● Given request: Restate the data exactly as given and keep the pictures out.

● Records shown:
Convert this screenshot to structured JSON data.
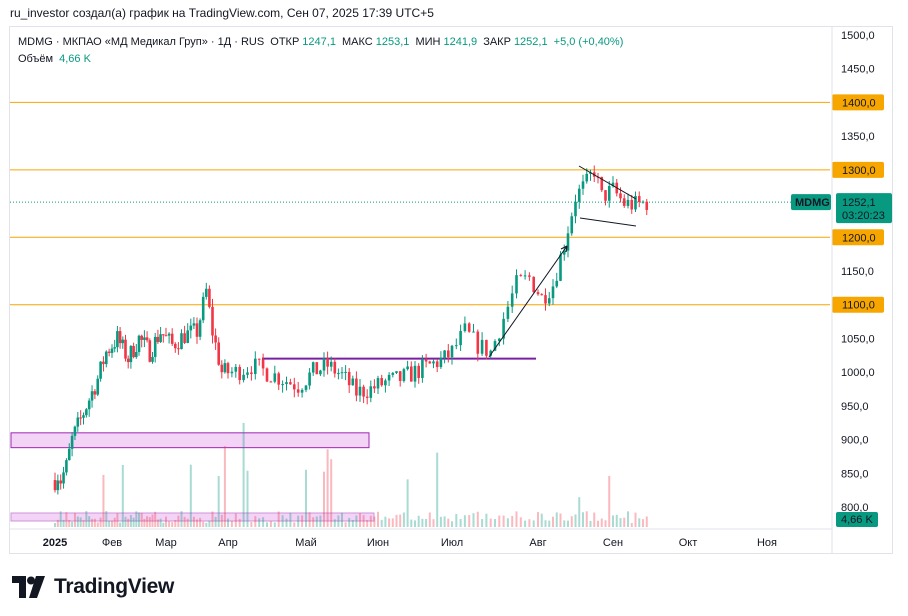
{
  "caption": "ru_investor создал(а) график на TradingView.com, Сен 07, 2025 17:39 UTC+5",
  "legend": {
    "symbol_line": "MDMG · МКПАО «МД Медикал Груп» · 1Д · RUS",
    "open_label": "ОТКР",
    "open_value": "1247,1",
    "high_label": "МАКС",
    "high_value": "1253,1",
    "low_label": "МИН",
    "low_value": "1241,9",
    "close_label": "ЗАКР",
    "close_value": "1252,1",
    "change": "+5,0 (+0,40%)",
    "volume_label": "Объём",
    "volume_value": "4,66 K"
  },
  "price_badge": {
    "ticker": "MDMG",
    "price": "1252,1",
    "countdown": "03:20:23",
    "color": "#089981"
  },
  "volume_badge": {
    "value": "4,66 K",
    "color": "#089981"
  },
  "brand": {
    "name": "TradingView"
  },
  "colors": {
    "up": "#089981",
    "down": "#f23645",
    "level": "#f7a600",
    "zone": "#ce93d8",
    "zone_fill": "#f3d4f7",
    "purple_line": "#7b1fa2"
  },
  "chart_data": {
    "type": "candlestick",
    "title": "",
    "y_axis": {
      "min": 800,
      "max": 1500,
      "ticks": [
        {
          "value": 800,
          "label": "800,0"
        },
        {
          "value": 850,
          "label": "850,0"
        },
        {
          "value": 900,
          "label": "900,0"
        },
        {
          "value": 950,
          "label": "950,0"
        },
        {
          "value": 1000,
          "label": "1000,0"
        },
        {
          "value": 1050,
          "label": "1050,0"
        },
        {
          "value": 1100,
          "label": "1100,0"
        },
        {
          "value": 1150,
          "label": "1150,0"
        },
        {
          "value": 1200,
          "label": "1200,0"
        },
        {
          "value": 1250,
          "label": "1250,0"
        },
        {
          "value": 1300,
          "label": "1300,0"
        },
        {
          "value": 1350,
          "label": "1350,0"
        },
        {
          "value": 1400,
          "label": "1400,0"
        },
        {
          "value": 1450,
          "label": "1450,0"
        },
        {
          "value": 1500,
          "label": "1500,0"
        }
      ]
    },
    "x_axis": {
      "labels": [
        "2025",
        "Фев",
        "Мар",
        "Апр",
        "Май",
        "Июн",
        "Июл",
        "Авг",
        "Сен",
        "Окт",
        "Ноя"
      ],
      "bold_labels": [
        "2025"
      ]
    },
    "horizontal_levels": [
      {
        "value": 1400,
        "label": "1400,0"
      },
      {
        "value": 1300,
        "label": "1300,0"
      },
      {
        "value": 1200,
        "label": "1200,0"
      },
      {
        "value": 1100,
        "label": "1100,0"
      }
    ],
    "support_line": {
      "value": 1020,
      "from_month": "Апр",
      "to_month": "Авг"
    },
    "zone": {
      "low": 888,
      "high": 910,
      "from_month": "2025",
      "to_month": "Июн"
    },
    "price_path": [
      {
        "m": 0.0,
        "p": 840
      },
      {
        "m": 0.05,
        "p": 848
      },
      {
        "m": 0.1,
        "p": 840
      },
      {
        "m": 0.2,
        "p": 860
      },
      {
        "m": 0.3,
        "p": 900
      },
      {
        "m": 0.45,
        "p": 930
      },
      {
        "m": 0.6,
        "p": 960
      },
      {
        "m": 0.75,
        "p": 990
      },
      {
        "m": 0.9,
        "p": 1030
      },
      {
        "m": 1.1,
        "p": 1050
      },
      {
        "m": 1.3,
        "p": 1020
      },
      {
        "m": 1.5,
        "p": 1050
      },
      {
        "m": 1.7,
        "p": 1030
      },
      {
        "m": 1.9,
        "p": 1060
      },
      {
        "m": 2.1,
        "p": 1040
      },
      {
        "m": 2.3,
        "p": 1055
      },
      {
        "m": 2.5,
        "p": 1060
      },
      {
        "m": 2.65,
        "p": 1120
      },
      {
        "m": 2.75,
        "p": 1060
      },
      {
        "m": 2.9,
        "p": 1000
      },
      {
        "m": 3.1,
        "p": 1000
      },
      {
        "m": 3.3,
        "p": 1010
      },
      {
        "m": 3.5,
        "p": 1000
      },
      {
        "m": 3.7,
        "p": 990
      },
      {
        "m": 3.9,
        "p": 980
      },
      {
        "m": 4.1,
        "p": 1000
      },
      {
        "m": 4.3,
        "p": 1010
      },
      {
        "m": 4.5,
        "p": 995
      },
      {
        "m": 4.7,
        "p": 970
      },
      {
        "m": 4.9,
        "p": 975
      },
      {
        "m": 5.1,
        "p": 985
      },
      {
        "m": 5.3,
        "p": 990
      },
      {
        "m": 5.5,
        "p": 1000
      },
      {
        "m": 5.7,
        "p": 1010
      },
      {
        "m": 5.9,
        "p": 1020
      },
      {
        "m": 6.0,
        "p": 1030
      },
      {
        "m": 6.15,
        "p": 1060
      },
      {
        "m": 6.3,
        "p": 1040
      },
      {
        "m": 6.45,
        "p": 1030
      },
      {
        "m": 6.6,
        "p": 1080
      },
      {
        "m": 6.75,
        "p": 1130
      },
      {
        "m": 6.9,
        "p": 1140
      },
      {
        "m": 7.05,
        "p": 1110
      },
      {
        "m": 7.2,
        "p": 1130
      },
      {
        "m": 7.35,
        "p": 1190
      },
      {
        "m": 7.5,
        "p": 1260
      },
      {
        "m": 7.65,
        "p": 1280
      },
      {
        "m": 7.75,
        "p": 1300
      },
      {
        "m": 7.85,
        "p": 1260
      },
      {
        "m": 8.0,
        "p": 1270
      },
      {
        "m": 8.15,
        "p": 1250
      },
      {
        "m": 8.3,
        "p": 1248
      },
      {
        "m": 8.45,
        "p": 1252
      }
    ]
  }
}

● Solution:
Convert this screenshot to structured JSON data.
{
  "caption": "ru_investor создал(а) график на TradingView.com, Сен 07, 2025 17:39 UTC+5",
  "legend": {
    "symbol_line": "MDMG · МКПАО «МД Медикал Груп» · 1Д · RUS",
    "open_label": "ОТКР",
    "open_value": "1247,1",
    "high_label": "МАКС",
    "high_value": "1253,1",
    "low_label": "МИН",
    "low_value": "1241,9",
    "close_label": "ЗАКР",
    "close_value": "1252,1",
    "change": "+5,0 (+0,40%)",
    "volume_label": "Объём",
    "volume_value": "4,66 K"
  },
  "price_badge": {
    "ticker": "MDMG",
    "price": "1252,1",
    "countdown": "03:20:23",
    "color": "#089981"
  },
  "volume_badge": {
    "value": "4,66 K",
    "color": "#089981"
  },
  "brand": {
    "name": "TradingView"
  },
  "colors": {
    "up": "#089981",
    "down": "#f23645",
    "level": "#f7a600",
    "zone": "#ce93d8",
    "zone_fill": "#f3d4f7",
    "purple_line": "#7b1fa2"
  },
  "chart_data": {
    "type": "candlestick",
    "title": "",
    "y_axis": {
      "min": 800,
      "max": 1500,
      "ticks": [
        {
          "value": 800,
          "label": "800,0"
        },
        {
          "value": 850,
          "label": "850,0"
        },
        {
          "value": 900,
          "label": "900,0"
        },
        {
          "value": 950,
          "label": "950,0"
        },
        {
          "value": 1000,
          "label": "1000,0"
        },
        {
          "value": 1050,
          "label": "1050,0"
        },
        {
          "value": 1100,
          "label": "1100,0"
        },
        {
          "value": 1150,
          "label": "1150,0"
        },
        {
          "value": 1200,
          "label": "1200,0"
        },
        {
          "value": 1250,
          "label": "1250,0"
        },
        {
          "value": 1300,
          "label": "1300,0"
        },
        {
          "value": 1350,
          "label": "1350,0"
        },
        {
          "value": 1400,
          "label": "1400,0"
        },
        {
          "value": 1450,
          "label": "1450,0"
        },
        {
          "value": 1500,
          "label": "1500,0"
        }
      ]
    },
    "x_axis": {
      "labels": [
        "2025",
        "Фев",
        "Мар",
        "Апр",
        "Май",
        "Июн",
        "Июл",
        "Авг",
        "Сен",
        "Окт",
        "Ноя"
      ],
      "bold_labels": [
        "2025"
      ]
    },
    "horizontal_levels": [
      {
        "value": 1400,
        "label": "1400,0"
      },
      {
        "value": 1300,
        "label": "1300,0"
      },
      {
        "value": 1200,
        "label": "1200,0"
      },
      {
        "value": 1100,
        "label": "1100,0"
      }
    ],
    "support_line": {
      "value": 1020,
      "from_month": "Апр",
      "to_month": "Авг"
    },
    "zone": {
      "low": 888,
      "high": 910,
      "from_month": "2025",
      "to_month": "Июн"
    },
    "price_path": [
      {
        "m": 0.0,
        "p": 840
      },
      {
        "m": 0.05,
        "p": 848
      },
      {
        "m": 0.1,
        "p": 840
      },
      {
        "m": 0.2,
        "p": 860
      },
      {
        "m": 0.3,
        "p": 900
      },
      {
        "m": 0.45,
        "p": 930
      },
      {
        "m": 0.6,
        "p": 960
      },
      {
        "m": 0.75,
        "p": 990
      },
      {
        "m": 0.9,
        "p": 1030
      },
      {
        "m": 1.1,
        "p": 1050
      },
      {
        "m": 1.3,
        "p": 1020
      },
      {
        "m": 1.5,
        "p": 1050
      },
      {
        "m": 1.7,
        "p": 1030
      },
      {
        "m": 1.9,
        "p": 1060
      },
      {
        "m": 2.1,
        "p": 1040
      },
      {
        "m": 2.3,
        "p": 1055
      },
      {
        "m": 2.5,
        "p": 1060
      },
      {
        "m": 2.65,
        "p": 1120
      },
      {
        "m": 2.75,
        "p": 1060
      },
      {
        "m": 2.9,
        "p": 1000
      },
      {
        "m": 3.1,
        "p": 1000
      },
      {
        "m": 3.3,
        "p": 1010
      },
      {
        "m": 3.5,
        "p": 1000
      },
      {
        "m": 3.7,
        "p": 990
      },
      {
        "m": 3.9,
        "p": 980
      },
      {
        "m": 4.1,
        "p": 1000
      },
      {
        "m": 4.3,
        "p": 1010
      },
      {
        "m": 4.5,
        "p": 995
      },
      {
        "m": 4.7,
        "p": 970
      },
      {
        "m": 4.9,
        "p": 975
      },
      {
        "m": 5.1,
        "p": 985
      },
      {
        "m": 5.3,
        "p": 990
      },
      {
        "m": 5.5,
        "p": 1000
      },
      {
        "m": 5.7,
        "p": 1010
      },
      {
        "m": 5.9,
        "p": 1020
      },
      {
        "m": 6.0,
        "p": 1030
      },
      {
        "m": 6.15,
        "p": 1060
      },
      {
        "m": 6.3,
        "p": 1040
      },
      {
        "m": 6.45,
        "p": 1030
      },
      {
        "m": 6.6,
        "p": 1080
      },
      {
        "m": 6.75,
        "p": 1130
      },
      {
        "m": 6.9,
        "p": 1140
      },
      {
        "m": 7.05,
        "p": 1110
      },
      {
        "m": 7.2,
        "p": 1130
      },
      {
        "m": 7.35,
        "p": 1190
      },
      {
        "m": 7.5,
        "p": 1260
      },
      {
        "m": 7.65,
        "p": 1280
      },
      {
        "m": 7.75,
        "p": 1300
      },
      {
        "m": 7.85,
        "p": 1260
      },
      {
        "m": 8.0,
        "p": 1270
      },
      {
        "m": 8.15,
        "p": 1250
      },
      {
        "m": 8.3,
        "p": 1248
      },
      {
        "m": 8.45,
        "p": 1252
      }
    ]
  }
}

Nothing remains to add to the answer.